*Records for processing*:

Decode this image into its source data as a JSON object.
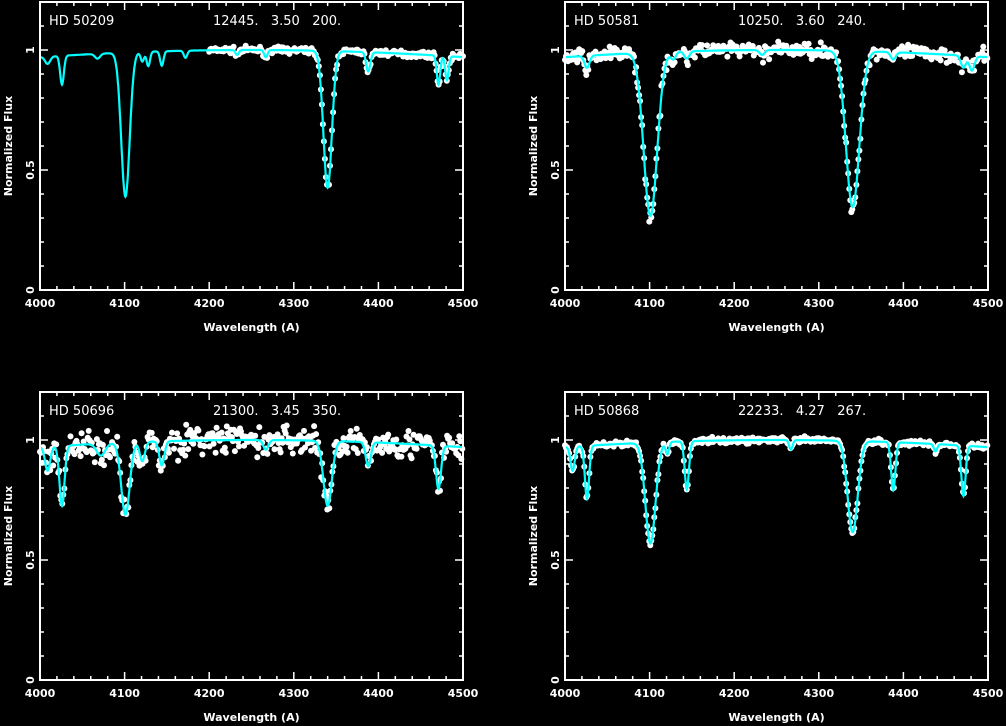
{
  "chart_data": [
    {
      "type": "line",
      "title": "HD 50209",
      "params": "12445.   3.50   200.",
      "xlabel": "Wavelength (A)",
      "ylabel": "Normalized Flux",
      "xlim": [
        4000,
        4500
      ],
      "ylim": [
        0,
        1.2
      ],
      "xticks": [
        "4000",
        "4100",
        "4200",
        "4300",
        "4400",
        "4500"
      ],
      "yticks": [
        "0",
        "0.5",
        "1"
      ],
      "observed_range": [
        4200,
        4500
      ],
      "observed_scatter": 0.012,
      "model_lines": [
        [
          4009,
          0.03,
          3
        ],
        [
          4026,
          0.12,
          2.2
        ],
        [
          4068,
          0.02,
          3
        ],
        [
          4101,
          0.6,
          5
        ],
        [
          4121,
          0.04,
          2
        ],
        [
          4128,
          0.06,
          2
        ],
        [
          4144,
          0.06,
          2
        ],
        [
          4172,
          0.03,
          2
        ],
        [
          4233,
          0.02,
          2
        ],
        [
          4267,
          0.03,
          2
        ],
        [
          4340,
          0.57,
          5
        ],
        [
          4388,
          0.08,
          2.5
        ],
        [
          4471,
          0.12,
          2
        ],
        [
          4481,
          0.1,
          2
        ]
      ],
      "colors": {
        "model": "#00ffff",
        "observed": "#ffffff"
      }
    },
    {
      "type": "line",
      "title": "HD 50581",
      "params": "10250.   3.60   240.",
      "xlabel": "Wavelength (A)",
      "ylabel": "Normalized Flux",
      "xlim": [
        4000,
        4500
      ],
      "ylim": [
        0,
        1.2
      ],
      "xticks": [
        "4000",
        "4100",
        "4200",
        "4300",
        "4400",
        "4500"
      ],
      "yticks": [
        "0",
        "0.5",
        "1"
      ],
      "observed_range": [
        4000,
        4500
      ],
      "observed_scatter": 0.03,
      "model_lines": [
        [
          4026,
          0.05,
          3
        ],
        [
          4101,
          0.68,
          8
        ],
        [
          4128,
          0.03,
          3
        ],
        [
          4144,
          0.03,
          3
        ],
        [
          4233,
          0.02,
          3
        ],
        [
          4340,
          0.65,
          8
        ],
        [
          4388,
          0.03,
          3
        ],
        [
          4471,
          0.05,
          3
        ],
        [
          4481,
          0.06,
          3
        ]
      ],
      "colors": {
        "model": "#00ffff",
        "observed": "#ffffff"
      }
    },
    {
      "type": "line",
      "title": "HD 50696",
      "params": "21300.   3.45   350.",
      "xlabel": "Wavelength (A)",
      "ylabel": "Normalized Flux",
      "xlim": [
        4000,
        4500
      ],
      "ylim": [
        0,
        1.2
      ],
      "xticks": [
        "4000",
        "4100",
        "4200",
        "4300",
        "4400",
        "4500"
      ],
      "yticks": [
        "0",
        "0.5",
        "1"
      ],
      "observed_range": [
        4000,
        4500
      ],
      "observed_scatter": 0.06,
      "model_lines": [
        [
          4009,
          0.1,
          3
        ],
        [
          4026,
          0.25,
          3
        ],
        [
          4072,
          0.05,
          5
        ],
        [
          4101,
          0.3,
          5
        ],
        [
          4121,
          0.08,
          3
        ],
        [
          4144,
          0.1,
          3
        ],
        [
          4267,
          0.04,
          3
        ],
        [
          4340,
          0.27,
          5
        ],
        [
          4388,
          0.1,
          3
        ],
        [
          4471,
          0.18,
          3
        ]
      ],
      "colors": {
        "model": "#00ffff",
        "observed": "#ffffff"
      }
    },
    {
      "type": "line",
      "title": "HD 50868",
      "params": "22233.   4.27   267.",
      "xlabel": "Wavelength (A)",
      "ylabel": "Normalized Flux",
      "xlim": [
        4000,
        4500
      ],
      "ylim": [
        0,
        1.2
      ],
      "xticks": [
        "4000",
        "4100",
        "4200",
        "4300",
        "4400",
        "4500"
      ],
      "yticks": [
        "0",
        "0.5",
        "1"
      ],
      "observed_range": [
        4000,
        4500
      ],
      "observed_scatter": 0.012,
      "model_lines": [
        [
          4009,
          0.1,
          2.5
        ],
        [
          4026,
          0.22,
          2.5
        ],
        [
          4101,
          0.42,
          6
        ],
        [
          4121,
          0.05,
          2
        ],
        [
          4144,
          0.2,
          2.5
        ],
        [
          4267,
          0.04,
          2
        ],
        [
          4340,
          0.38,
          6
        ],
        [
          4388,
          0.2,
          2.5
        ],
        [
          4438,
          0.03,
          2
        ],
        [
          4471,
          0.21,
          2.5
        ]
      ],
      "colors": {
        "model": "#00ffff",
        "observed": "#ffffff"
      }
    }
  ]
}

--

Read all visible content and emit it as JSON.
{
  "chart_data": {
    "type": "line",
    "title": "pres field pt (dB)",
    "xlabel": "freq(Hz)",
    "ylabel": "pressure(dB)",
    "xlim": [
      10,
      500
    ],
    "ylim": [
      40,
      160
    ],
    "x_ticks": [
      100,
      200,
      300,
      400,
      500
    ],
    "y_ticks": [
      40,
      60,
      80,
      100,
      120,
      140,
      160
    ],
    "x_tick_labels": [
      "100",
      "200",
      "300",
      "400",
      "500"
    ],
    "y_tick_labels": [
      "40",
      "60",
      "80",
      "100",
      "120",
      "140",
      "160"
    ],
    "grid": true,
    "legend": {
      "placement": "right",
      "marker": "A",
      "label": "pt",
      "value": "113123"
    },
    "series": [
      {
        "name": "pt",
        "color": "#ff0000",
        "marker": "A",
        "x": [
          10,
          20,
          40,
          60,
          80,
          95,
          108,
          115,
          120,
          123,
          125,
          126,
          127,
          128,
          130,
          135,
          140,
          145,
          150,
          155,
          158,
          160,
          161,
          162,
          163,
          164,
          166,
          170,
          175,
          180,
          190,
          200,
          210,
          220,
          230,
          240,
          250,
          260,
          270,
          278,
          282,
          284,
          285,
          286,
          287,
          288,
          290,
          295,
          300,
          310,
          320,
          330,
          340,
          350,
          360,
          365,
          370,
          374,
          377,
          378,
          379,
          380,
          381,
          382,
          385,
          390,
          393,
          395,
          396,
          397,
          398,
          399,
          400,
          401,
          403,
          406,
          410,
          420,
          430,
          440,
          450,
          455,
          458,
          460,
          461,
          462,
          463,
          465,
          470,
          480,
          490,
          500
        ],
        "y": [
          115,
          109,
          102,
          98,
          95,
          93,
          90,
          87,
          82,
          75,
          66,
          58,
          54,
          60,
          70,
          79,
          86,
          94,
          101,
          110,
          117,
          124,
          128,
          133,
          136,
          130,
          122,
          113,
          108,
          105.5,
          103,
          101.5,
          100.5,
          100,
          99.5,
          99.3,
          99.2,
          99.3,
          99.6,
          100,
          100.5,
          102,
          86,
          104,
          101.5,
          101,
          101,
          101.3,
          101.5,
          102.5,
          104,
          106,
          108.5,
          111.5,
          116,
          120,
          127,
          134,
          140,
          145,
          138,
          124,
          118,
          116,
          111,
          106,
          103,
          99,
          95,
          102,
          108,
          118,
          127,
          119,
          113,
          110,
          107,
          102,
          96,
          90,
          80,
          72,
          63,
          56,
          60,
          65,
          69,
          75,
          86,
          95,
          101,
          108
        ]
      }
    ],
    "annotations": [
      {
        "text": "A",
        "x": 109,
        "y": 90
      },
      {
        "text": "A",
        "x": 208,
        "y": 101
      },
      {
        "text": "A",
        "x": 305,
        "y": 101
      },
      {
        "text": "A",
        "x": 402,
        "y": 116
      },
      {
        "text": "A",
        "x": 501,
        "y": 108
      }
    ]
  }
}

*Your objective*:
Pull every line holding "params" out of the records.

*Result for this task*:
      "params": "12445.   3.50   200.",
      "params": "10250.   3.60   240.",
      "params": "21300.   3.45   350.",
      "params": "22233.   4.27   267.",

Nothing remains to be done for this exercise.